** Start of WORKING DATA **
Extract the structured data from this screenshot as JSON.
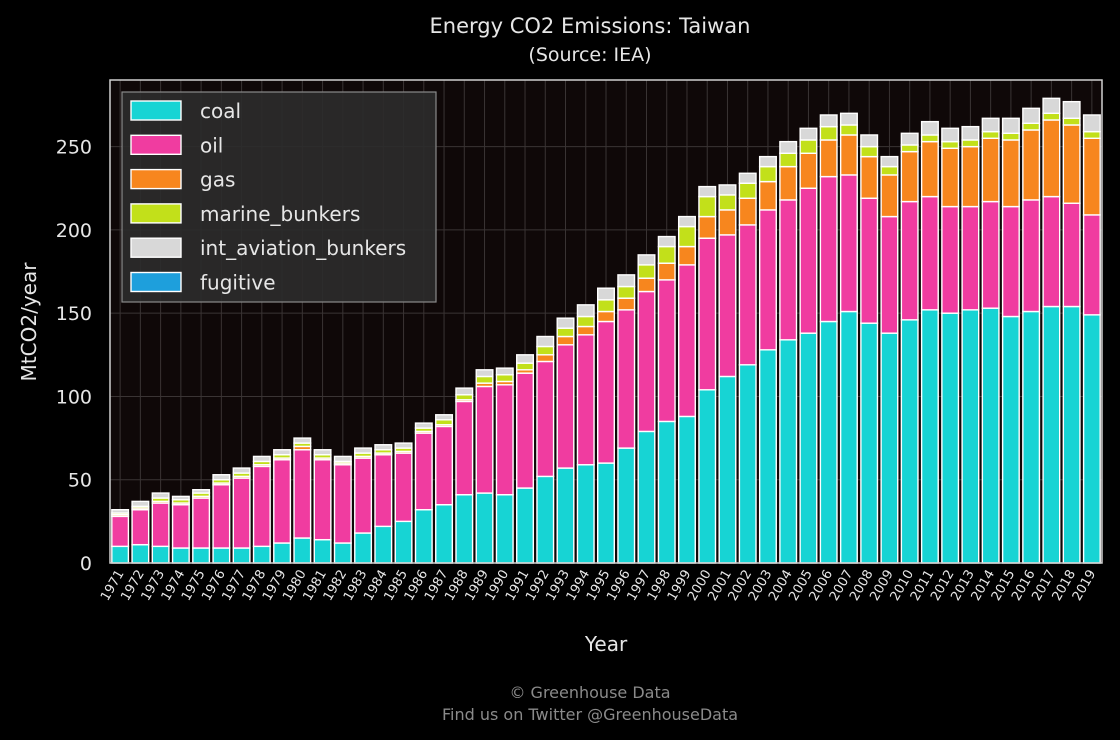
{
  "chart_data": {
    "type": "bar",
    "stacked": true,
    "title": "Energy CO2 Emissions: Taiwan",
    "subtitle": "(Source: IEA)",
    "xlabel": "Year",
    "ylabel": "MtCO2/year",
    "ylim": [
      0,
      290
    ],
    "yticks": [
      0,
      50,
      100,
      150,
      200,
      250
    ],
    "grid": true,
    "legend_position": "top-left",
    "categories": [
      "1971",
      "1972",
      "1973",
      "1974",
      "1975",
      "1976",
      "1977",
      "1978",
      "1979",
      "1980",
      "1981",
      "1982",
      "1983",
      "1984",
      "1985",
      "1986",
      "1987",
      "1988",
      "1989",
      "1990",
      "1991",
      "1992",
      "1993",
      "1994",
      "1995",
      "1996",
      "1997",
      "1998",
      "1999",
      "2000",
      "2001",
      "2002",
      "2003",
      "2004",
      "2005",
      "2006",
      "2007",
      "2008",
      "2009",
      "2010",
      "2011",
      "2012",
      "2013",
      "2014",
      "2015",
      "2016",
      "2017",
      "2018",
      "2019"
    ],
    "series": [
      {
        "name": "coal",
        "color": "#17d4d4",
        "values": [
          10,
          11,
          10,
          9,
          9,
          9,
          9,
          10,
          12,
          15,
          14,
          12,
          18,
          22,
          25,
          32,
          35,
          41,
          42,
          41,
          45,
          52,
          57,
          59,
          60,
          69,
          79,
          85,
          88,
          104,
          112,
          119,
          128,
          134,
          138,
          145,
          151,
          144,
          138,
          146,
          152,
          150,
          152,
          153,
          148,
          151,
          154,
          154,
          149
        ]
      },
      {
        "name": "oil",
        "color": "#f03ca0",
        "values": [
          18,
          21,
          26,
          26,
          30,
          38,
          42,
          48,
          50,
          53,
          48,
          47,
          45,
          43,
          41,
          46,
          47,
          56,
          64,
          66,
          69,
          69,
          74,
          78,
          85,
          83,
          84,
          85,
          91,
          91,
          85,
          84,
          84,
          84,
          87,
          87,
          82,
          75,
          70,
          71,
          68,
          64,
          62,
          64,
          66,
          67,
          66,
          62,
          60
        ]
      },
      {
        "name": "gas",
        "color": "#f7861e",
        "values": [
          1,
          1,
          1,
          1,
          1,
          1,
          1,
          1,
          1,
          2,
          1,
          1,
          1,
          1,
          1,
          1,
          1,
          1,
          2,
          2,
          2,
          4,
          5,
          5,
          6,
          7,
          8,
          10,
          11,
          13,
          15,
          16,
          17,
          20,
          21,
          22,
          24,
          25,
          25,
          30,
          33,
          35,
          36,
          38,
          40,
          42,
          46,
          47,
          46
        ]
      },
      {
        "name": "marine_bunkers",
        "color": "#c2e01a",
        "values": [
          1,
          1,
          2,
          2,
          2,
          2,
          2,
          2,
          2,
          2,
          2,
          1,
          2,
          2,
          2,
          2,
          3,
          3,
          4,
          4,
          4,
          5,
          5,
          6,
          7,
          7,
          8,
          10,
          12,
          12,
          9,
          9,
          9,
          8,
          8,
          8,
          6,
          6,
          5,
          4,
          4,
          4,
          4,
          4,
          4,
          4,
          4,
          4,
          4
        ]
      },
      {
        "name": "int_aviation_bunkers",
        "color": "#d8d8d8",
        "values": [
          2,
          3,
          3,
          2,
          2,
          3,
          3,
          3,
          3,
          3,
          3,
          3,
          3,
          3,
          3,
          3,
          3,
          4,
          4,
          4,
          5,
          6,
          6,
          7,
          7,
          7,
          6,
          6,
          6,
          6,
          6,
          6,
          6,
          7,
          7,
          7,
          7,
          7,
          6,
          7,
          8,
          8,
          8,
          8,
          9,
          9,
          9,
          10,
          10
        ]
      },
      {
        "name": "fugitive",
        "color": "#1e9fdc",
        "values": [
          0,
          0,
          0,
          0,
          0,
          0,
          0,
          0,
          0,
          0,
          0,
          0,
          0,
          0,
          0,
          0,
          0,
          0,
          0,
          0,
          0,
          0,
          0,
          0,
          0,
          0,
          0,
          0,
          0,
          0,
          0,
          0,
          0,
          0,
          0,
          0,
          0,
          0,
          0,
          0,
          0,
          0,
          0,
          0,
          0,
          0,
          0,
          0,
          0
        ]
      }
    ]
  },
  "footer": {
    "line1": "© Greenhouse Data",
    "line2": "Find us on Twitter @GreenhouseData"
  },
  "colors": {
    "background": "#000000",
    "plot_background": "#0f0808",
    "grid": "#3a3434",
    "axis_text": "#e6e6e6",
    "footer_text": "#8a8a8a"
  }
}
** End of WORKING DATA **
** Start of WORKING DATA **
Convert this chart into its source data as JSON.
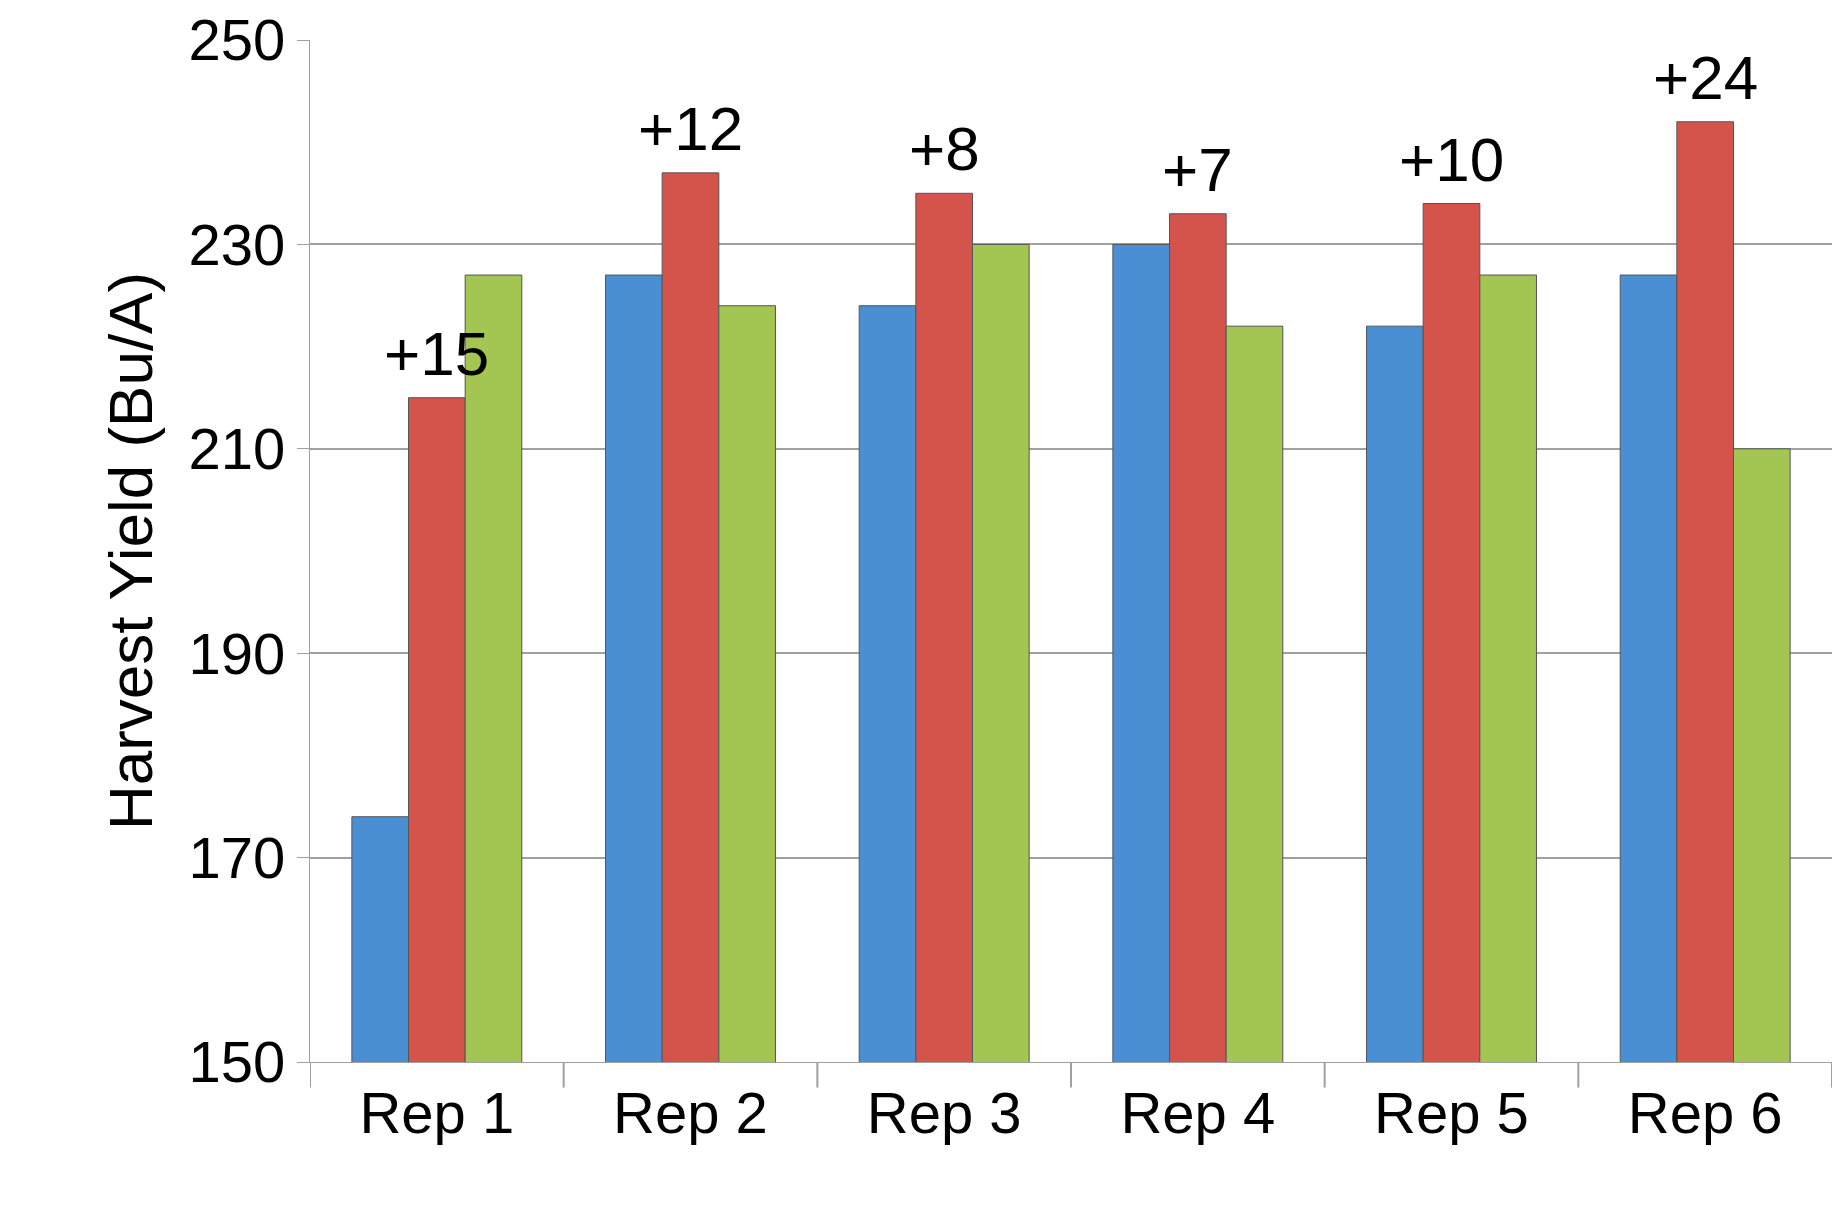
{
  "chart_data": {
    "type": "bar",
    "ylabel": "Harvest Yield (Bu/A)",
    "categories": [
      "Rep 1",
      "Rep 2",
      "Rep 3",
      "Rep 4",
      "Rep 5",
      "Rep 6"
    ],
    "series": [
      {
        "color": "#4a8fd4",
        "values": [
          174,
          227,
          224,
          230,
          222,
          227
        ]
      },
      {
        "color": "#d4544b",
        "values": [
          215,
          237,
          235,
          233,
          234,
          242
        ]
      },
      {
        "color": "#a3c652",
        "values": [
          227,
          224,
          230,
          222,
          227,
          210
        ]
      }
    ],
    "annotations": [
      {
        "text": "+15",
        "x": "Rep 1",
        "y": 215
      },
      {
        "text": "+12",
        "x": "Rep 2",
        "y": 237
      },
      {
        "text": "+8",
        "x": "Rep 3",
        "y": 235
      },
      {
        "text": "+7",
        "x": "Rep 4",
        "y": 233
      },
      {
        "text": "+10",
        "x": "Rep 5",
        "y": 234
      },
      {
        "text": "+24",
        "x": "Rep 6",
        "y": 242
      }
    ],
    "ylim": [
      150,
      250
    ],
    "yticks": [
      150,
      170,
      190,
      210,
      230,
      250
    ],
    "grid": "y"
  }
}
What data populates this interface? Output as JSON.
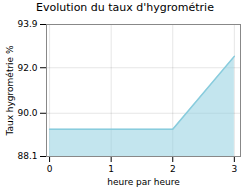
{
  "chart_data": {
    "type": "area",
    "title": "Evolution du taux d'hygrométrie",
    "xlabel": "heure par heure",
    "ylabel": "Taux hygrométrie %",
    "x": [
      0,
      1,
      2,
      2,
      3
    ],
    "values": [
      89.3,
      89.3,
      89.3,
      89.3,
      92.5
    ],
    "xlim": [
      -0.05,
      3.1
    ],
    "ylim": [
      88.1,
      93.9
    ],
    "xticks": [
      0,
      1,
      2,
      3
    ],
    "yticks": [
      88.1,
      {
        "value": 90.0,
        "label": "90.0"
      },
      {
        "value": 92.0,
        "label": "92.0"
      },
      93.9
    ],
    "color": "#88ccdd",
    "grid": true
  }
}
** End of WORKING DATA **
** Start of WORKING DATA **
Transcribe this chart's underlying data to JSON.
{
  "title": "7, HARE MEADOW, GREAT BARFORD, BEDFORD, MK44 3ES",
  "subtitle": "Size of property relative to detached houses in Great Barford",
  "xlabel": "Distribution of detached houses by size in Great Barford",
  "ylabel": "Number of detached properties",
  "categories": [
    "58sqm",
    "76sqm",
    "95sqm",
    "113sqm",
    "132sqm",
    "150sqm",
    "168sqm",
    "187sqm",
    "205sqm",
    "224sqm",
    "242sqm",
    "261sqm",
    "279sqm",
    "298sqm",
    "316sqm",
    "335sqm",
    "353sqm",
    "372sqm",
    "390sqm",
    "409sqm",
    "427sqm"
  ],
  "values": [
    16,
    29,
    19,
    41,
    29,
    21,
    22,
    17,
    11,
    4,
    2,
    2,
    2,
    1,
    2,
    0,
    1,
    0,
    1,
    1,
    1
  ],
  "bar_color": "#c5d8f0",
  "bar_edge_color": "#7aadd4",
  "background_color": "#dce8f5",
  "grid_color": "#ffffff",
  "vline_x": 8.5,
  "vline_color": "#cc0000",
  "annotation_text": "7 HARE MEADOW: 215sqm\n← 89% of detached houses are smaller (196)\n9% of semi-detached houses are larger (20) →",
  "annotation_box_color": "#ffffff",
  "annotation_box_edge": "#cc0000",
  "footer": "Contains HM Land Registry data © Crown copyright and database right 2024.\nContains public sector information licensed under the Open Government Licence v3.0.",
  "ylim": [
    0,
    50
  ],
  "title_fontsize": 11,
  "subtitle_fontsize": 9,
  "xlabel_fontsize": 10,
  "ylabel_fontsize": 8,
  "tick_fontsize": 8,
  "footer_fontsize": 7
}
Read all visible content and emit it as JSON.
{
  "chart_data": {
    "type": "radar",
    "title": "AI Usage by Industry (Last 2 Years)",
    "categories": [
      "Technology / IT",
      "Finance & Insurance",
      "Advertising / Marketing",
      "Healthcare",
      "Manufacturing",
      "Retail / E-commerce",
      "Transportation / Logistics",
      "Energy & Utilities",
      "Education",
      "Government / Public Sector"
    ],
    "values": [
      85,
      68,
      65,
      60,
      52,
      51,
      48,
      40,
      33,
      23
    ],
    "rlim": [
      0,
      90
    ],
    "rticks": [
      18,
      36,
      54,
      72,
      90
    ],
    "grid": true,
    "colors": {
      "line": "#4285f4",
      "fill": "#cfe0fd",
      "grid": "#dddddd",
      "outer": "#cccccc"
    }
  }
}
** End of WORKING DATA **
◆ INSTRUCTIONS TO FOLLOW ◆
Find the word "detached" in the entries, and copy every line it shows up in.

◆ SOLUTION TO THE EXERCISE ◆
  "subtitle": "Size of property relative to detached houses in Great Barford",
  "xlabel": "Distribution of detached houses by size in Great Barford",
  "ylabel": "Number of detached properties",
  "annotation_text": "7 HARE MEADOW: 215sqm\n← 89% of detached houses are smaller (196)\n9% of semi-detached houses are larger (20) →",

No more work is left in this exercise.